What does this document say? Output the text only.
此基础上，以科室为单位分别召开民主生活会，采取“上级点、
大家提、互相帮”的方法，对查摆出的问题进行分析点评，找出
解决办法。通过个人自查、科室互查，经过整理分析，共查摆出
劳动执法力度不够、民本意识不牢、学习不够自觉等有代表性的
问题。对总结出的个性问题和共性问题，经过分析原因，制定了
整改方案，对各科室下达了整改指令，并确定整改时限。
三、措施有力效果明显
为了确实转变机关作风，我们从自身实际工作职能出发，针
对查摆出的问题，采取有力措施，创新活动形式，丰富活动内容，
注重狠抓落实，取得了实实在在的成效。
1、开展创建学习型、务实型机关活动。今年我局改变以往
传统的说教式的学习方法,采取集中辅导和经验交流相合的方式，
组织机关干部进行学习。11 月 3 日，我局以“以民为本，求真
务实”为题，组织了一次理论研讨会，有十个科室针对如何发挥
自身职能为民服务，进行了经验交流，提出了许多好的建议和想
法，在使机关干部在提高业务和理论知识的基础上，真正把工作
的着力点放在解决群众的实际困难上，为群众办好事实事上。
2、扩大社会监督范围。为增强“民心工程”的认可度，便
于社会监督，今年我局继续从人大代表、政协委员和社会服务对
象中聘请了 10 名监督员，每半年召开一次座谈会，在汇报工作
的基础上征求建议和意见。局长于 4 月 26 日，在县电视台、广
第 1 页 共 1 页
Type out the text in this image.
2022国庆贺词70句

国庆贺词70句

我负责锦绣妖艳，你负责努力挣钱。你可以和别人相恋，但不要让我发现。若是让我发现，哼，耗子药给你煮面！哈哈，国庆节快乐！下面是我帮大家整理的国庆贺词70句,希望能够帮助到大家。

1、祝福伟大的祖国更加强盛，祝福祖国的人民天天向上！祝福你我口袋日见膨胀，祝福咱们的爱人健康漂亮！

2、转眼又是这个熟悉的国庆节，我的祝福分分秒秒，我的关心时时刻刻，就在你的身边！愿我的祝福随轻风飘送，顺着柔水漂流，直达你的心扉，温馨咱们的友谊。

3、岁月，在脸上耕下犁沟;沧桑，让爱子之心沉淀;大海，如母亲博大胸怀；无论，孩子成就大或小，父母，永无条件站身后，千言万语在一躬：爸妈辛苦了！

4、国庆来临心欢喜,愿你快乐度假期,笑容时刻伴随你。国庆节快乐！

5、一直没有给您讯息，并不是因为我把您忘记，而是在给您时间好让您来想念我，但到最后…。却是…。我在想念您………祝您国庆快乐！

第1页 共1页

════════════════════

▶ DIRECTIVE:
Repeat exactly, and only, the lines from the one containing "Type out the text in this image." through the end of the material.

▶ RIGHT ANSWER:
Type out the text in this image.
2022国庆贺词70句

国庆贺词70句

我负责锦绣妖艳，你负责努力挣钱。你可以和别人相恋，但不要让我发现。若是让我发现，哼，耗子药给你煮面！哈哈，国庆节快乐！下面是我帮大家整理的国庆贺词70句,希望能够帮助到大家。

1、祝福伟大的祖国更加强盛，祝福祖国的人民天天向上！祝福你我口袋日见膨胀，祝福咱们的爱人健康漂亮！

2、转眼又是这个熟悉的国庆节，我的祝福分分秒秒，我的关心时时刻刻，就在你的身边！愿我的祝福随轻风飘送，顺着柔水漂流，直达你的心扉，温馨咱们的友谊。

3、岁月，在脸上耕下犁沟;沧桑，让爱子之心沉淀;大海，如母亲博大胸怀；无论，孩子成就大或小，父母，永无条件站身后，千言万语在一躬：爸妈辛苦了！

4、国庆来临心欢喜,愿你快乐度假期,笑容时刻伴随你。国庆节快乐！

5、一直没有给您讯息，并不是因为我把您忘记，而是在给您时间好让您来想念我，但到最后…。却是…。我在想念您………祝您国庆快乐！

第1页 共1页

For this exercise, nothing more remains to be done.